**Supplied entries:**
* START *

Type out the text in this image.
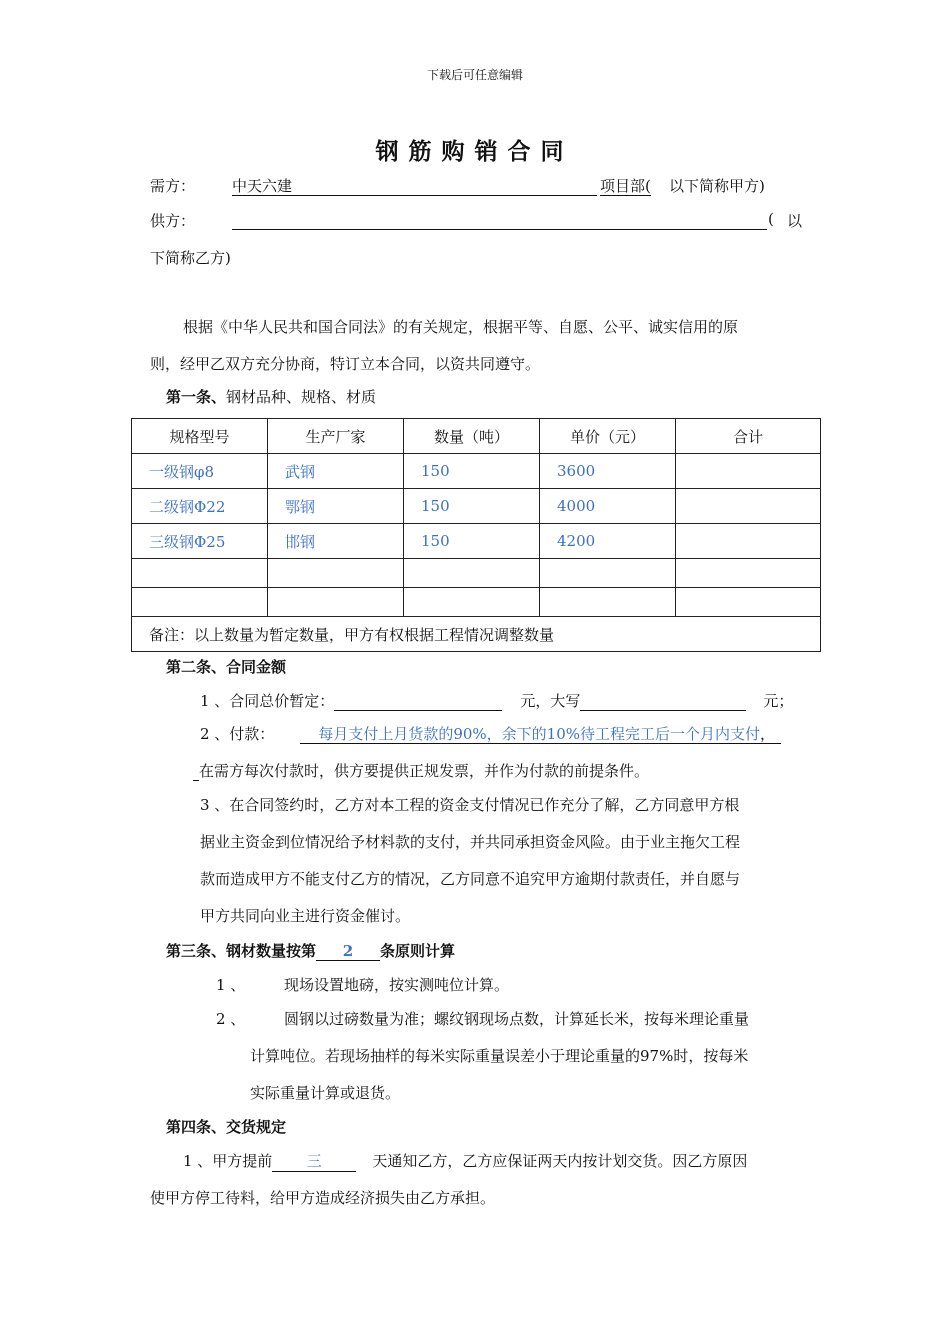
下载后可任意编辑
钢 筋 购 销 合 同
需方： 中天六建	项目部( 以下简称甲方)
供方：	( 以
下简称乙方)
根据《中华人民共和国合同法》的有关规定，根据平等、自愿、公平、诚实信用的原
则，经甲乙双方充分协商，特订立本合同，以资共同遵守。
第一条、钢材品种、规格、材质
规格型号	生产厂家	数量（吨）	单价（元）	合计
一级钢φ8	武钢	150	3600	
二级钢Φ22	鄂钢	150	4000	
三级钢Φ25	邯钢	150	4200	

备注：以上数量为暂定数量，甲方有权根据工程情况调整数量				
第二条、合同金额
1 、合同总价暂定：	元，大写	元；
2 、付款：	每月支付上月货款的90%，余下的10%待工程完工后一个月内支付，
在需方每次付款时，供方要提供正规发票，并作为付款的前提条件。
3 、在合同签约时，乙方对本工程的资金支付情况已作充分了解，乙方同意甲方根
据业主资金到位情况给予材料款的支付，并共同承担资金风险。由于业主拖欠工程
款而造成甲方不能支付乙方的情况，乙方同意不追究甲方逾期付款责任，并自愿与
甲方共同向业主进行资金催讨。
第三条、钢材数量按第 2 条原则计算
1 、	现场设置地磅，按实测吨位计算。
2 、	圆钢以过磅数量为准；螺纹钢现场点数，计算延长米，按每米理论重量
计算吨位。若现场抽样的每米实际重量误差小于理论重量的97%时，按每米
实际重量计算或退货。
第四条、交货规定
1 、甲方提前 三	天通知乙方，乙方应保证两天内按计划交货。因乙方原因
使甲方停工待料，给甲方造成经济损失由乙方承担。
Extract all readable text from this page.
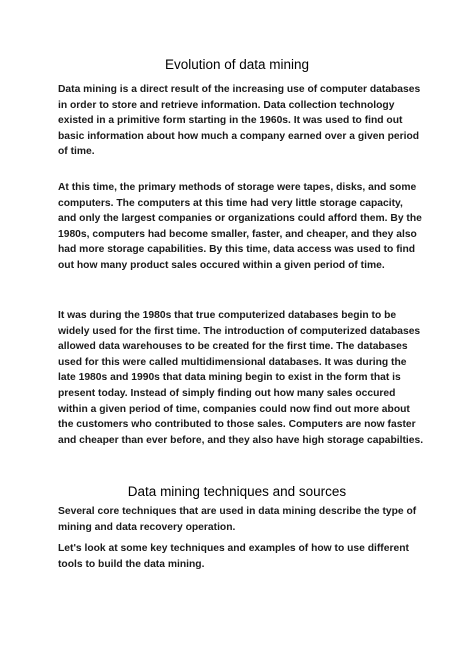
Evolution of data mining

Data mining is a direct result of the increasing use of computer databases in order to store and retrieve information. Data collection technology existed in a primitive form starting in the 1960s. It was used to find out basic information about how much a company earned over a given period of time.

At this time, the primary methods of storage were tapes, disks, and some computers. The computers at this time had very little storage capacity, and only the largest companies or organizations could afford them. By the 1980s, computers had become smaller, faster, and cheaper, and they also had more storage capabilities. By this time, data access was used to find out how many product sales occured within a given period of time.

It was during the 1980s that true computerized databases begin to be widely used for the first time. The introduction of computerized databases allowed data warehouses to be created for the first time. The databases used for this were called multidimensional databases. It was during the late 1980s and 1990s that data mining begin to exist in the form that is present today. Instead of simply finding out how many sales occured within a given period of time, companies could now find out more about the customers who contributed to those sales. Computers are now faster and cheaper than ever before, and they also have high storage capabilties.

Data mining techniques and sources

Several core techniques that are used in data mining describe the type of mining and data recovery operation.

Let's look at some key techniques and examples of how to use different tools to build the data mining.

* END *
* START *

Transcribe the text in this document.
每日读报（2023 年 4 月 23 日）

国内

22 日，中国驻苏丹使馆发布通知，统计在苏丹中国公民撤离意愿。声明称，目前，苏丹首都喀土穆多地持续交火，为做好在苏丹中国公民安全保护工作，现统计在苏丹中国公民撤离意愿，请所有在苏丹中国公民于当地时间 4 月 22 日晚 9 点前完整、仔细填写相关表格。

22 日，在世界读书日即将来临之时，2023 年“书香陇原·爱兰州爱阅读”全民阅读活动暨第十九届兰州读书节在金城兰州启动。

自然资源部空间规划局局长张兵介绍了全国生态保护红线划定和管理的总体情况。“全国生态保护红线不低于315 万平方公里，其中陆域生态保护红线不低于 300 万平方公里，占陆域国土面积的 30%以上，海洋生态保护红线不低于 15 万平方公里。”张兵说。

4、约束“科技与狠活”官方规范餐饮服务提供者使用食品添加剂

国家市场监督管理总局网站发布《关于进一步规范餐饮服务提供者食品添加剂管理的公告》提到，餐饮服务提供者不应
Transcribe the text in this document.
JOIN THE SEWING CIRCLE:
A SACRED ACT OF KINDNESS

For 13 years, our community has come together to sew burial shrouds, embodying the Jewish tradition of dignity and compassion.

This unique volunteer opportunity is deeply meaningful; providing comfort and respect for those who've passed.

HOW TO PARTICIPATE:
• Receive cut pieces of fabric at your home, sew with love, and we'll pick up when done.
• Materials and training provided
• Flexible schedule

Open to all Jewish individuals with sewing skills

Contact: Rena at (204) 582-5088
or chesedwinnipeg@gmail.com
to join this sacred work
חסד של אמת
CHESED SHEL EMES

* END *

**Aim of the exercise:**
Write out every line of the preceding listing that contains "techniques".

**Exercise solution:**
Data mining techniques and sources
Several core techniques that are used in data mining describe the type of mining and data recovery operation.
Let's look at some key techniques and examples of how to use different tools to build the data mining.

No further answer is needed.